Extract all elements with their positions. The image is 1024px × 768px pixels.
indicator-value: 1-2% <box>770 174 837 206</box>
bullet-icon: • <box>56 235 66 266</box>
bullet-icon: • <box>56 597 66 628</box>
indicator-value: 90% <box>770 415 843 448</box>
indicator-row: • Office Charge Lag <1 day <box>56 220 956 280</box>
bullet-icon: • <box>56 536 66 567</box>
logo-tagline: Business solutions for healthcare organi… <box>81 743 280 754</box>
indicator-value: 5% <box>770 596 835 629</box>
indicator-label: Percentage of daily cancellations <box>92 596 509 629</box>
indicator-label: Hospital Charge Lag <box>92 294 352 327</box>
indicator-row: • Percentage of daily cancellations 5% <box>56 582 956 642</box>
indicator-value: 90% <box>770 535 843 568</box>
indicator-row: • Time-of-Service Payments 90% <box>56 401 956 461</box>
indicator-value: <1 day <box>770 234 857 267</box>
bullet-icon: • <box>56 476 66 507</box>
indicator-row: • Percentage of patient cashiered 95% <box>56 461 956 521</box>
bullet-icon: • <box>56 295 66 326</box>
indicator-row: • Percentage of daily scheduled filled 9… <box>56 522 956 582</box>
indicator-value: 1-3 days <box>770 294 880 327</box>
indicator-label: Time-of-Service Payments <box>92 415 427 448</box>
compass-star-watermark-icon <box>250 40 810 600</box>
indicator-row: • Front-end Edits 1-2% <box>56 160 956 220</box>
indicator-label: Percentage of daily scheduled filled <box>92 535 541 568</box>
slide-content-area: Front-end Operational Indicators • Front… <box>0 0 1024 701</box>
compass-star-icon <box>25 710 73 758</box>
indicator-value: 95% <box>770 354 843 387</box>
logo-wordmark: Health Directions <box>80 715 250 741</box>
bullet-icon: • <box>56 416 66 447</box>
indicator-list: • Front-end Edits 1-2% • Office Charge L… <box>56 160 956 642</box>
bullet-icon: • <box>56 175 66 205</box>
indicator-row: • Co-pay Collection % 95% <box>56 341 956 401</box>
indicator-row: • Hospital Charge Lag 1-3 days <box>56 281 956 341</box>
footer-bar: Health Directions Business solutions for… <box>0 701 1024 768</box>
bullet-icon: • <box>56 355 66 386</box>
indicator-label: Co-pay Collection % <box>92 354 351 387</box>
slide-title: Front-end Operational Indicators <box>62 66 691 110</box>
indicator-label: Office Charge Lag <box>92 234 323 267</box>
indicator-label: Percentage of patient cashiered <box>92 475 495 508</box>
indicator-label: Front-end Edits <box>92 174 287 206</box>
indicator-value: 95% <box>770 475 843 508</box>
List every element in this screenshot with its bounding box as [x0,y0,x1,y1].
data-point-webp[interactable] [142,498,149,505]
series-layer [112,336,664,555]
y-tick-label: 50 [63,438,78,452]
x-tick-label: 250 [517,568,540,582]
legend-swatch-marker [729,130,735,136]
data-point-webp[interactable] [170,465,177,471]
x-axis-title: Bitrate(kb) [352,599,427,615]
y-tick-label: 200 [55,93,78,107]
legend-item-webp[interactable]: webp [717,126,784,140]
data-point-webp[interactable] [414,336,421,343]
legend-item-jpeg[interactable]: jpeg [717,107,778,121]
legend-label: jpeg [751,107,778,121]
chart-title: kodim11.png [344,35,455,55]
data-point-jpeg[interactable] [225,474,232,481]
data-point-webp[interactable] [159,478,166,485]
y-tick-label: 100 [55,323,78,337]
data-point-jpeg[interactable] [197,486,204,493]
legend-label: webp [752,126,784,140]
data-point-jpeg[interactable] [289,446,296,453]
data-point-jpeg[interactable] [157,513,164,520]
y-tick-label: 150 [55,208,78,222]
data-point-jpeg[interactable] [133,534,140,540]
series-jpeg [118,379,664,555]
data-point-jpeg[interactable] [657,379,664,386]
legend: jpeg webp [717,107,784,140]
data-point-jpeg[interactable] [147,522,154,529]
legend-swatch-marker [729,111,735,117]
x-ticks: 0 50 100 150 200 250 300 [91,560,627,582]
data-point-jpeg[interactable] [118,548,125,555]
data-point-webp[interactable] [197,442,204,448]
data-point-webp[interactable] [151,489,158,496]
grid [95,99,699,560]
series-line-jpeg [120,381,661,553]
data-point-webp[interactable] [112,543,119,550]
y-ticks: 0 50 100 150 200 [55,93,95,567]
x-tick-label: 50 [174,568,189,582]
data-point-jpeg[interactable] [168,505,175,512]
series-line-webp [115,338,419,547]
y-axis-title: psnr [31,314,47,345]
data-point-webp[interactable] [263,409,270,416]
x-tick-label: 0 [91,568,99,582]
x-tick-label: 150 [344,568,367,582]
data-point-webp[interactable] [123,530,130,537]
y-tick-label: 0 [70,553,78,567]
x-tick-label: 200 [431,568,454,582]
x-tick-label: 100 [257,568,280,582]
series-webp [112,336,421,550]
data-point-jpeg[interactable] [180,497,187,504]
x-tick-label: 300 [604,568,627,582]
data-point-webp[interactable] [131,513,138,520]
────────────────────────────────────────
Output every line of the material above as a Markdown table with two columns, Row and Line. Number each row and leave out any blank lines.

Solved exercise
| Row | Line |
|---|---|
| 1 | Extract all elements with their positions. The image is 1024px × 768px pixels. |
| 2 | indicator-value: 1-2% <box>770 174 837 206</box> |
| 3 | bullet-icon: • <box>56 235 66 266</box> |
| 4 | bullet-icon: • <box>56 597 66 628</box> |
| 5 | indicator-value: 90% <box>770 415 843 448</box> |
| 6 | indicator-row: • Office Charge Lag <1 day <box>56 220 956 280</box> |
| 7 | bullet-icon: • <box>56 536 66 567</box> |
| 8 | logo-tagline: Business solutions for healthcare organi… <box>81 743 280 754</box> |
| 9 | indicator-value: 5% <box>770 596 835 629</box> |
| 10 | indicator-label: Percentage of daily cancellations <box>92 596 509 629</box> |
| 11 | indicator-label: Hospital Charge Lag <box>92 294 352 327</box> |
| 12 | indicator-row: • Percentage of daily cancellations 5% <box>56 582 956 642</box> |
| 13 | indicator-value: 90% <box>770 535 843 568</box> |
| 14 | indicator-row: • Time-of-Service Payments 90% <box>56 401 956 461</box> |
| 15 | indicator-value: <1 day <box>770 234 857 267</box> |
| 16 | bullet-icon: • <box>56 476 66 507</box> |
| 17 | indicator-row: • Percentage of patient cashiered 95% <box>56 461 956 521</box> |
| 18 | bullet-icon: • <box>56 295 66 326</box> |
| 19 | indicator-row: • Percentage of daily scheduled filled 9… <box>56 522 956 582</box> |
| 20 | indicator-value: 1-3 days <box>770 294 880 327</box> |
| 21 | indicator-label: Time-of-Service Payments <box>92 415 427 448</box> |
| 22 | compass-star-watermark-icon <box>250 40 810 600</box> |
| 23 | indicator-row: • Front-end Edits 1-2% <box>56 160 956 220</box> |
| 24 | indicator-label: Percentage of daily scheduled filled <box>92 535 541 568</box> |
| 25 | slide-content-area: Front-end Operational Indicators • Front… <box>0 0 1024 701</box> |
| 26 | compass-star-icon <box>25 710 73 758</box> |
| 27 | indicator-value: 95% <box>770 354 843 387</box> |
| 28 | logo-wordmark: Health Directions <box>80 715 250 741</box> |
| 29 | bullet-icon: • <box>56 416 66 447</box> |
| 30 | indicator-list: • Front-end Edits 1-2% • Office Charge L… <box>56 160 956 642</box> |
| 31 | bullet-icon: • <box>56 175 66 205</box> |
| 32 | indicator-row: • Co-pay Collection % 95% <box>56 341 956 401</box> |
| 33 | indicator-row: • Hospital Charge Lag 1-3 days <box>56 281 956 341</box> |
| 34 | footer-bar: Health Directions Business solutions for… <box>0 701 1024 768</box> |
| 35 | bullet-icon: • <box>56 355 66 386</box> |
| 36 | indicator-label: Co-pay Collection % <box>92 354 351 387</box> |
| 37 | slide-title: Front-end Operational Indicators <box>62 66 691 110</box> |
| 38 | indicator-label: Office Charge Lag <box>92 234 323 267</box> |
| 39 | indicator-label: Percentage of patient cashiered <box>92 475 495 508</box> |
| 40 | indicator-label: Front-end Edits <box>92 174 287 206</box> |
| 41 | indicator-value: 95% <box>770 475 843 508</box> |
| 42 | List every element in this screenshot with its bounding box as [x0,y0,x1,y1]. |
| 43 | data-point-webp[interactable] [142,498,149,505] |
| 44 | series-layer [112,336,664,555] |
| 45 | y-tick-label: 50 [63,438,78,452] |
| 46 | x-tick-label: 250 [517,568,540,582] |
| 47 | legend-swatch-marker [729,130,735,136] |
| 48 | data-point-webp[interactable] [170,465,177,471] |
| 49 | x-axis-title: Bitrate(kb) [352,599,427,615] |
| 50 | y-tick-label: 200 [55,93,78,107] |
| 51 | legend-item-webp[interactable]: webp [717,126,784,140] |
| 52 | data-point-webp[interactable] [414,336,421,343] |
| 53 | legend-item-jpeg[interactable]: jpeg [717,107,778,121] |
| 54 | legend-label: jpeg [751,107,778,121] |
| 55 | chart-title: kodim11.png [344,35,455,55] |
| 56 | data-point-jpeg[interactable] [225,474,232,481] |
| 57 | data-point-webp[interactable] [159,478,166,485] |
| 58 | y-tick-label: 100 [55,323,78,337] |
| 59 | data-point-jpeg[interactable] [197,486,204,493] |
| 60 | legend-label: webp [752,126,784,140] |
| 61 | data-point-jpeg[interactable] [289,446,296,453] |
| 62 | data-point-jpeg[interactable] [157,513,164,520] |
| 63 | y-tick-label: 150 [55,208,78,222] |
| 64 | data-point-jpeg[interactable] [133,534,140,540] |
| 65 | series-jpeg [118,379,664,555] |
| 66 | data-point-jpeg[interactable] [657,379,664,386] |
| 67 | legend: jpeg webp [717,107,784,140] |
| 68 | data-point-jpeg[interactable] [147,522,154,529] |
| 69 | legend-swatch-marker [729,111,735,117] |
| 70 | x-ticks: 0 50 100 150 200 250 300 [91,560,627,582] |
| 71 | data-point-jpeg[interactable] [118,548,125,555] |
| 72 | data-point-webp[interactable] [197,442,204,448] |
| 73 | data-point-webp[interactable] [151,489,158,496] |
| 74 | grid [95,99,699,560] |
| 75 | series-line-jpeg [120,381,661,553] |
| 76 | data-point-webp[interactable] [112,543,119,550] |
| 77 | y-ticks: 0 50 100 150 200 [55,93,95,567] |
| 78 | x-tick-label: 50 [174,568,189,582] |
| 79 | data-point-jpeg[interactable] [168,505,175,512] |
| 80 | series-line-webp [115,338,419,547] |
| 81 | y-axis-title: psnr [31,314,47,345] |
| 82 | data-point-webp[interactable] [263,409,270,416] |
| 83 | x-tick-label: 0 [91,568,99,582] |
| 84 | x-tick-label: 150 [344,568,367,582] |
| 85 | data-point-webp[interactable] [123,530,130,537] |
| 86 | y-tick-label: 0 [70,553,78,567] |
| 87 | x-tick-label: 200 [431,568,454,582] |
| 88 | x-tick-label: 100 [257,568,280,582] |
| 89 | series-webp [112,336,421,550] |
| 90 | data-point-jpeg[interactable] [180,497,187,504] |
| 91 | x-tick-label: 300 [604,568,627,582] |
| 92 | data-point-webp[interactable] [131,513,138,520] |